## Instrução da tarefa A
Responda, com base na notícia sobre as críticas de Zema ao STF:
(i) Em que dia e em que local aconteceu o ato de campanha?
(ii) Que termo Zema usou para se referir a Alexandre de Moraes?
(iii) Em que dia Edson Fachin se declarou favorável ao fim do inquérito das fake news?
## Instrução da tarefa B
Liste todas as pessoas mencionadas pelo nome na notícia sobre as críticas de Zema ao STF.
## Instrução da tarefa C
Prossiga a notícia sobre as críticas de Zema aos ministros do STF a partir do ponto em que o texto termina.

## Texto para análise
Zema critica ministros do STF e chama Moraes de 'bandido' em ato na Paulista
O candidato à Presidência Romeu Zema (Novo) criticou nesta segunda-feira, 7, quatro ministros do Supremo Tribunal Federal (STF) durante um ato de campanha na avenida Paulista. O presidenciável dirigiu seus ataques principalmente ao ministro Alexandre de Moraes, a quem chamou de 'bandido', afirmando que 'o lugar dele é esse', em referência à prisão.
Zema criticou também o ministro Flávio Dino, afirmando que ele 'faz parte da turminha que quer que tudo continua como está'. O candidato comparou a situação com um grupo que 'nós já conhecemos e estamos vendo do que são capazes de fazer'. A crítica a Dino ocorreu após o ministro ter criticado, no domingo, 6, quem 'promete' encerrar inquéritos por motivo de 'tramitação longa', em uma referência indireta ao presidente da Corte, Edson Fachin, que se declarou favorável ao fim do inquérito das fake news na sexta-feira, 4.

## Listagem fornecida

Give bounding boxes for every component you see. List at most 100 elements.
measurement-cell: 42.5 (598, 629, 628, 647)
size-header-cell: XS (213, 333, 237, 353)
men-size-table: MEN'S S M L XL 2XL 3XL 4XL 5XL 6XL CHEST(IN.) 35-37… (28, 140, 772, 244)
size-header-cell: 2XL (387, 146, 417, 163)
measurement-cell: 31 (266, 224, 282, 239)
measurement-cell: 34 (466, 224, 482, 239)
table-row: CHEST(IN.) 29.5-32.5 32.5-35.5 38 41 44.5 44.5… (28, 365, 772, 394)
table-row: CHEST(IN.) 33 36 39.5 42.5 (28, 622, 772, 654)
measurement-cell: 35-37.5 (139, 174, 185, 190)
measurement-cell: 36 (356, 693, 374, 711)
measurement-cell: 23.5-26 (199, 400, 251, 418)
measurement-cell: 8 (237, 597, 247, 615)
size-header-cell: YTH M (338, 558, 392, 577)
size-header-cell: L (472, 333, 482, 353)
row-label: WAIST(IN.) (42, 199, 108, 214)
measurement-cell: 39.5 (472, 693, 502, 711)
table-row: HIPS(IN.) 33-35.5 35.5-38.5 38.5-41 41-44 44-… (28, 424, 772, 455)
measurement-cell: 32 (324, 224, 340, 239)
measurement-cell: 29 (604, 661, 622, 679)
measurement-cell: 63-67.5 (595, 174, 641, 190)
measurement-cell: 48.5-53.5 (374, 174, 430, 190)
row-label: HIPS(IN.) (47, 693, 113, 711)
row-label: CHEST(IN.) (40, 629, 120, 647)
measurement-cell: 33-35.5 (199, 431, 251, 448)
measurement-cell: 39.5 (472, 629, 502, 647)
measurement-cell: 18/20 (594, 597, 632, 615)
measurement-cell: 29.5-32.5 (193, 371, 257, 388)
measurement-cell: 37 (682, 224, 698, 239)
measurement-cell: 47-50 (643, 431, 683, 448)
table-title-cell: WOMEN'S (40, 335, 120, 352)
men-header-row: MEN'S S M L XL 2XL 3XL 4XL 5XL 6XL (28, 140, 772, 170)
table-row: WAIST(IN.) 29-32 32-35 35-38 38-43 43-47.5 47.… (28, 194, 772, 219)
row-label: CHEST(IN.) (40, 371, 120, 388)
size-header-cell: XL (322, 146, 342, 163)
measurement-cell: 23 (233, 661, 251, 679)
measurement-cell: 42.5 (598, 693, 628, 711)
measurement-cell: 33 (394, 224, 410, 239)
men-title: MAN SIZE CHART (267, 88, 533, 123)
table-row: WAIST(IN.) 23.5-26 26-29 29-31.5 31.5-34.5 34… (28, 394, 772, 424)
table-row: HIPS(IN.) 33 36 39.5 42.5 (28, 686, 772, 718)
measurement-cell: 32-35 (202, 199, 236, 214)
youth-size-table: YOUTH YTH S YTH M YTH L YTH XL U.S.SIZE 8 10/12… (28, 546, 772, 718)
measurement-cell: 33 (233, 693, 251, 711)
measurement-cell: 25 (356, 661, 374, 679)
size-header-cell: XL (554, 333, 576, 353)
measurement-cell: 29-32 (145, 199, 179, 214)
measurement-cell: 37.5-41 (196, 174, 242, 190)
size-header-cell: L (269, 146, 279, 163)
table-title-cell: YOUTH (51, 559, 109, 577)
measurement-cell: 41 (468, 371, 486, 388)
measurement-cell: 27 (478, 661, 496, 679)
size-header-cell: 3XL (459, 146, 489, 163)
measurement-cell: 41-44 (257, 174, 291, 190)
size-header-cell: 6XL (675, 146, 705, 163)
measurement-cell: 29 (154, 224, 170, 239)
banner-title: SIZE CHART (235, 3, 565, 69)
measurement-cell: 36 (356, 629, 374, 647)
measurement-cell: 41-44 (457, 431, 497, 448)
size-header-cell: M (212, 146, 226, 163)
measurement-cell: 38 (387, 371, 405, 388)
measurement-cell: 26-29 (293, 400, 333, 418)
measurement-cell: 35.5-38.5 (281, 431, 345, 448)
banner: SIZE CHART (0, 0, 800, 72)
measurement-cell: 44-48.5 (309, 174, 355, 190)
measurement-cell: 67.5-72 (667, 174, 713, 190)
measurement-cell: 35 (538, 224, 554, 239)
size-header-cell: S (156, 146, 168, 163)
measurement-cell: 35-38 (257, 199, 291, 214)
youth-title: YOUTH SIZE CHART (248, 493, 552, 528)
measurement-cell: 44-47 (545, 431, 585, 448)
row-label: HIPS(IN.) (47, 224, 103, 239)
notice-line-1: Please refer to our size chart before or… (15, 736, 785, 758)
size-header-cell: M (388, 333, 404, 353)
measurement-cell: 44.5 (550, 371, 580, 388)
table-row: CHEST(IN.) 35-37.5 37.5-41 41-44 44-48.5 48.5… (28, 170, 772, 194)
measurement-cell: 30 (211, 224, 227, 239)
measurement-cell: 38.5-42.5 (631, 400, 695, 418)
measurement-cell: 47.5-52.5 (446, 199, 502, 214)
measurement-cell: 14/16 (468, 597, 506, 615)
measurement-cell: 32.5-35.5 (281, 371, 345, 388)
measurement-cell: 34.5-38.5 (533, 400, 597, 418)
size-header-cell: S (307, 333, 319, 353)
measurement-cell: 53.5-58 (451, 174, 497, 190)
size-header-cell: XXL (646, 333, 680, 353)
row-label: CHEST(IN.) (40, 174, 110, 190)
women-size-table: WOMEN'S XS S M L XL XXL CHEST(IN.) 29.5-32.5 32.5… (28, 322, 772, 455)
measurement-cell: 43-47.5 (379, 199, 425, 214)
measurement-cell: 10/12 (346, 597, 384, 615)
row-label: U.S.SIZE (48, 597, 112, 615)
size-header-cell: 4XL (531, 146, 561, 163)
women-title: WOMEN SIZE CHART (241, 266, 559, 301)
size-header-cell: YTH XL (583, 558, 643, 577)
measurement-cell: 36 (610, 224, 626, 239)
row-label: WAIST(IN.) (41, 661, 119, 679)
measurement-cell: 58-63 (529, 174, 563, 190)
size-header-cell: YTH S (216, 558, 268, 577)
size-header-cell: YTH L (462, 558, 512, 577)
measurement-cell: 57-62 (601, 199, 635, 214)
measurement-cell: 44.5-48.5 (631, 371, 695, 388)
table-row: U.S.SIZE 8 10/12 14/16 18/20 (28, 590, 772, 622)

## Resposta escrita A
(i) Na segunda-feira, 7, na avenida Paulista.
(ii) 'Bandido'.
(iii) Na sexta-feira, 4.

## Resposta escrita B
Romeu Zema, Alexandre de Moraes, Flávio Dino, Edson Fachin

## Resposta escrita C
Em relação à ministra Cármen Lúcia, Zema adotou tom distinto, expressando confiança em seu julgamento. 'Tenho certeza que ela não vai caminhar nesse sentido. Sei que é uma pessoa do bem', afirmou o candidato, esperando que 'a consciência dela fale mais alto do que o espírito corporativista'. O voto de Cármen Lúcia é visto como decisivo no desenrolar da crise no Tribunal, especialmente no julgamento sobre o prosseguimento das apurações contra os ministros.
Zema voltou a atacar Moraes, citando supostos negócios do ministro com o banqueiro Daniel Vorcaro enquanto exercia um cargo 'pelo qual já é muito bem remunerado'. Os apoiadores do ex-governador de Minas Gerais concentraram-se em frente ao Museu de Arte de São Paulo (Masp) durante a caminhada. A campanha estendeu uma faixa no prédio Anchieta, no cruzamento da avenida com a rua da Consolação, em referência aos 'Intocáveis', série transmitida nas redes sociais de Zema com críticas a ministros do Supremo.